The toast will be socialism in the Marches, the first time comrades have been able to link arms across the Welsh border. Mr Hallam won a majority of 1,850 votes over the leader of Conservative MEPs, Sir Christopher Prout, and can now fulfil the diary engagements he entered in February more in hope than expectation.

'I'm still blinking, but let me see,' Mr Hallam said, reaching for the imminent Euro-schedule. 'We're due at the Parliament on 19 July, but first there's a meeting with Margaret Beckett for all the Labour group members.'

Labour's unprecedented success has repercussions on domestic arrangements every bit as profound as their impact on Westminster. Mr Hallam is not practised in preparing for power.

The lush border valleys and sleepy market towns have sent to Strasbourg a 46-year-old evangelical Christian recently on the threshold of a maternity delivery suite. He was press officer to Edwina Currie when employed by Birmingham social services, and has fought nine elections. Thursday marked only his second victory, and the first seat he won, at local elections in 1976, promptly disappeared in boundary changes.

During the 1980s, he fought three European elections, whittling down the Conservative majority until the seat, straddling Staffordshire and Shropshire, became winnable. His reward was to be overlooked.

**RAW DATA:**
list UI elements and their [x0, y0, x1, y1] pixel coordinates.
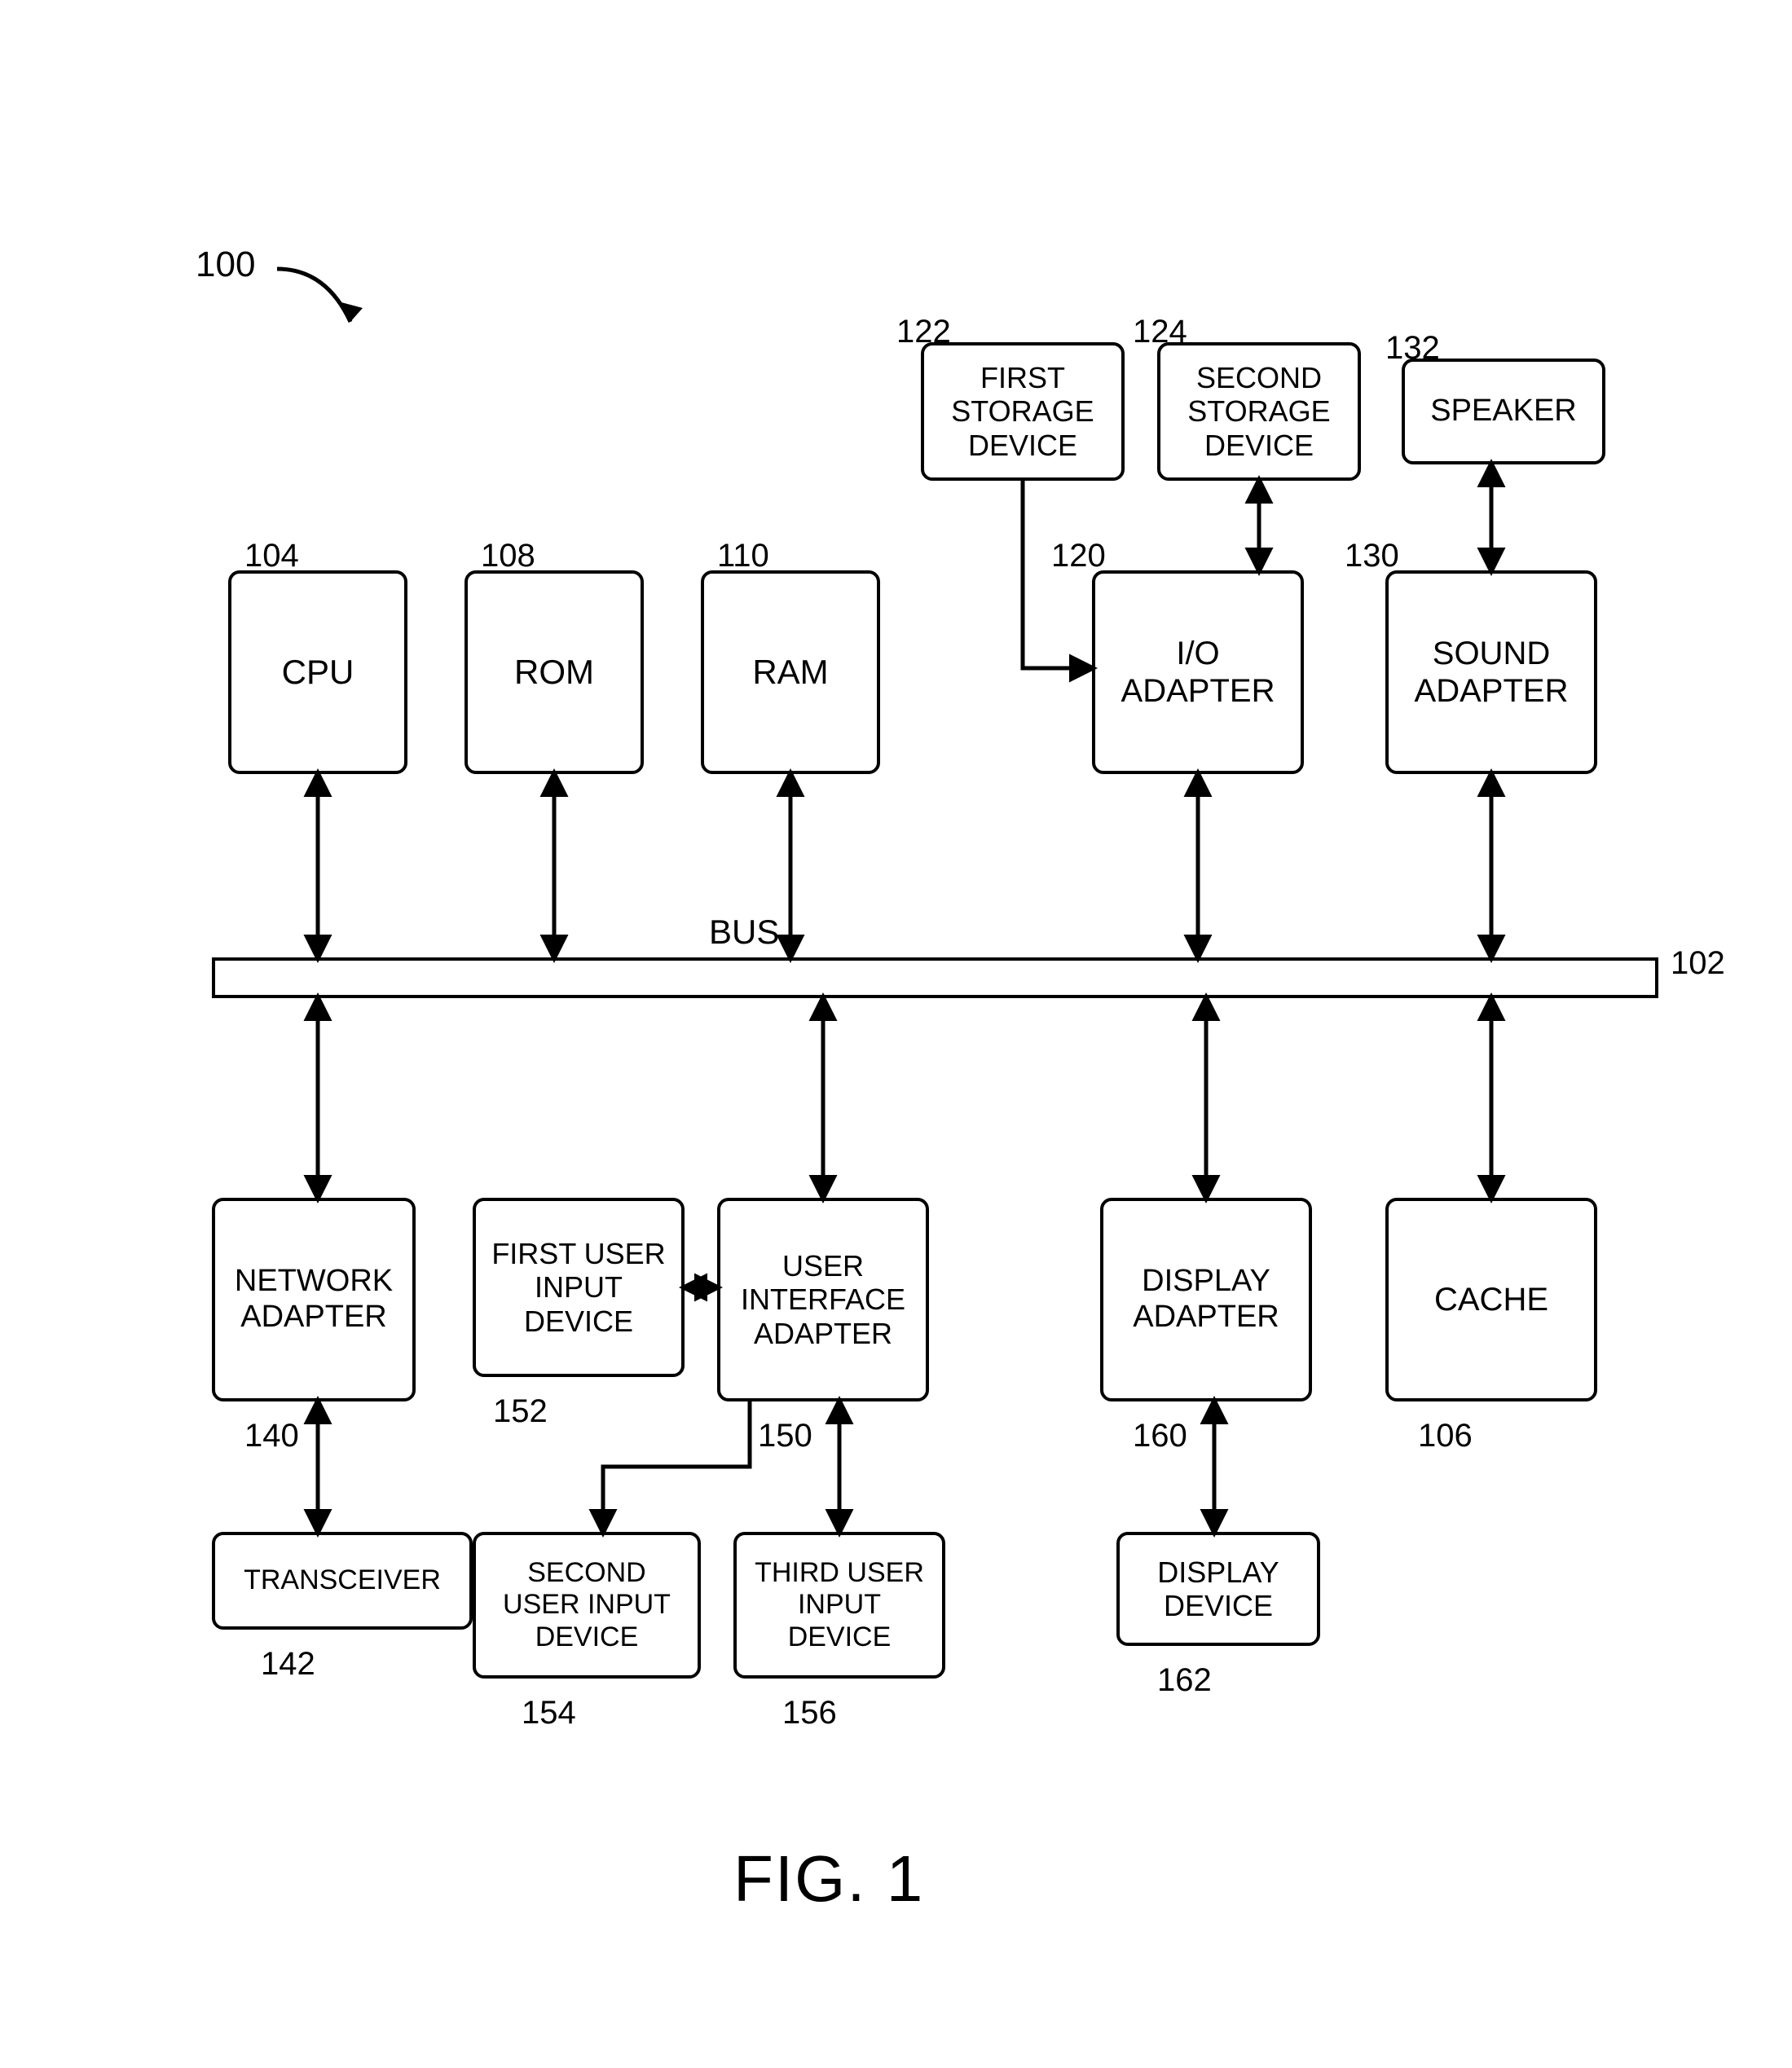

**TASKS TO CARRY OUT:**
A - In the passage on Mr Hallam's election, whom did he beat to win his majority?
B - Quote the part of the passage on Mr Hallam's election starting at "Labour's unprecedented success" and ending at "to be overlooked.".

**FINAL RESULTS:**
A - Sir Christopher Prout, the leader of Conservative MEPs.

B -
Labour's unprecedented success has repercussions on domestic arrangements every bit as profound as their impact on Westminster. Mr Hallam is not practised in preparing for power.

The lush border valleys and sleepy market towns have sent to Strasbourg a 46-year-old evangelical Christian recently on the threshold of a maternity delivery suite. He was press officer to Edwina Currie when employed by Birmingham social services, and has fought nine elections. Thursday marked only his second victory, and the first seat he won, at local elections in 1976, promptly disappeared in boundary changes.

During the 1980s, he fought three European elections, whittling down the Conservative majority until the seat, straddling Staffordshire and Shropshire, became winnable. His reward was to be overlooked.